▸ **Data provided**:
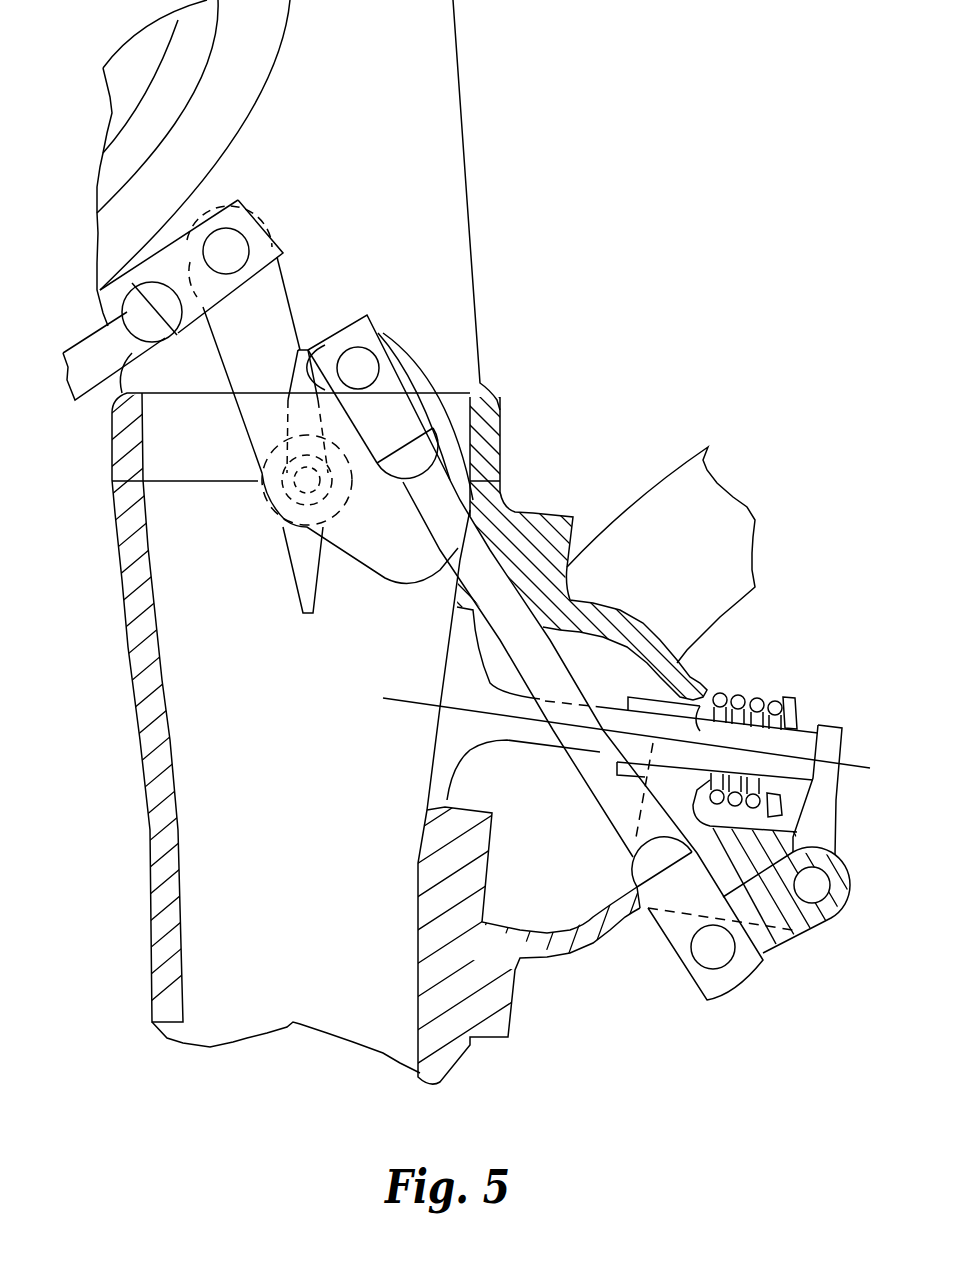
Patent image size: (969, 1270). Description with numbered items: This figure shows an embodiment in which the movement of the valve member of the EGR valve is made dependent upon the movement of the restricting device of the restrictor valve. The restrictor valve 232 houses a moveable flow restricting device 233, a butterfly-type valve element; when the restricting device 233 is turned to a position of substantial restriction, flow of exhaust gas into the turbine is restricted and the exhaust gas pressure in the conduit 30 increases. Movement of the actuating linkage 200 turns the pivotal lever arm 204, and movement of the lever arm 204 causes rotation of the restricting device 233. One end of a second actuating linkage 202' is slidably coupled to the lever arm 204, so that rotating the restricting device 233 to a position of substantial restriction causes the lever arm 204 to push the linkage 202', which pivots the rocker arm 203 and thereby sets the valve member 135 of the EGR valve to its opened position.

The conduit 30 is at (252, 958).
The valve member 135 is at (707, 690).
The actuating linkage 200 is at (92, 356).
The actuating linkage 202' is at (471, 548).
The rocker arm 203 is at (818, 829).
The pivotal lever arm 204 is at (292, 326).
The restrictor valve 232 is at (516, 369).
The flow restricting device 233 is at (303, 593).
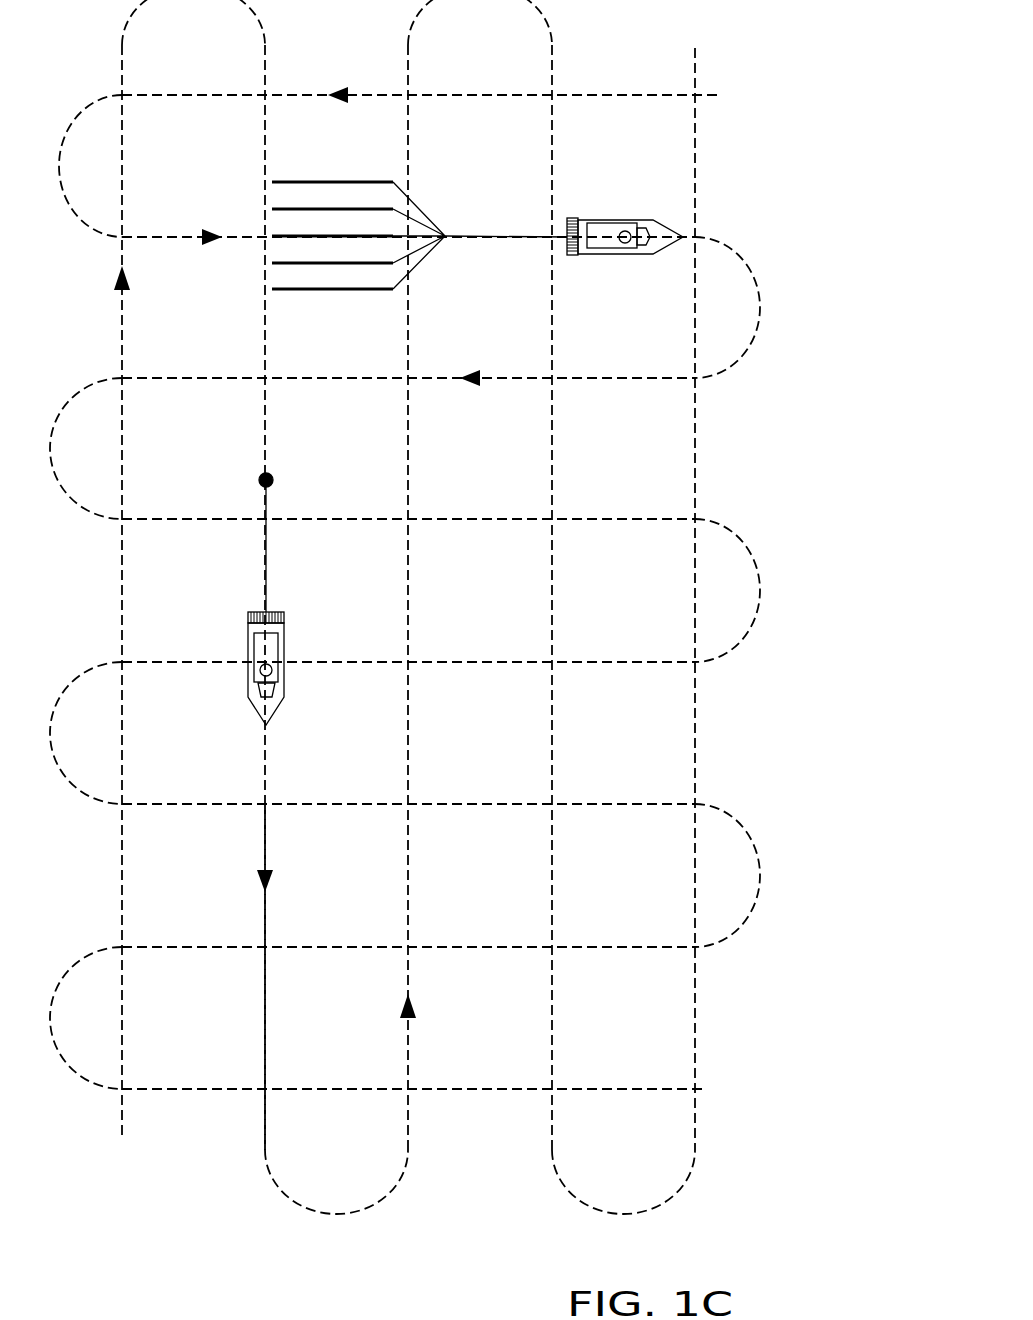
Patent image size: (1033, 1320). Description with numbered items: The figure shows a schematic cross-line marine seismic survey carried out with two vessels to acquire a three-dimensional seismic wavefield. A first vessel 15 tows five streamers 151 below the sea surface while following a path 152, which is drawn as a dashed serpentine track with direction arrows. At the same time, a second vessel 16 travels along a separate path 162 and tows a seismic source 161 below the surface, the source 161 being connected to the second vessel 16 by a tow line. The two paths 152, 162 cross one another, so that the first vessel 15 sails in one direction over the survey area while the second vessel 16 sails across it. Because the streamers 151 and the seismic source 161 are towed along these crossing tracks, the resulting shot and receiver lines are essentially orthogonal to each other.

▸ **The problem**: Rewrite the records as a numbered list, beginning at their start and ending after the line that contains "The flow restricting". Omit blank lines and leave the pictures out of your answer.

▸ **Solution**:
1. Patent image size: (969, 1270). Description with numbered items: This figure shows an embodiment in which the movement of the valve member of the EGR valve is made dependent upon the movement of the restricting device of the restrictor valve. The restrictor valve 232 houses a moveable flow restricting device 233, a butterfly-type valve element; when the restricting device 233 is turned to a position of substantial restriction, flow of exhaust gas into the turbine is restricted and the exhaust gas pressure in the conduit 30 increases. Movement of the actuating linkage 200 turns the pivotal lever arm 204, and movement of the lever arm 204 causes rotation of the restricting device 233. One end of a second actuating linkage 202' is slidably coupled to the lever arm 204, so that rotating the restricting device 233 to a position of substantial restriction causes the lever arm 204 to push the linkage 202', which pivots the rocker arm 203 and thereby sets the valve member 135 of the EGR valve to its opened position.
2. The conduit 30 is at (252, 958).
3. The valve member 135 is at (707, 690).
4. The actuating linkage 200 is at (92, 356).
5. The actuating linkage 202' is at (471, 548).
6. The rocker arm 203 is at (818, 829).
7. The pivotal lever arm 204 is at (292, 326).
8. The restrictor valve 232 is at (516, 369).
9. The flow restricting device 233 is at (303, 593).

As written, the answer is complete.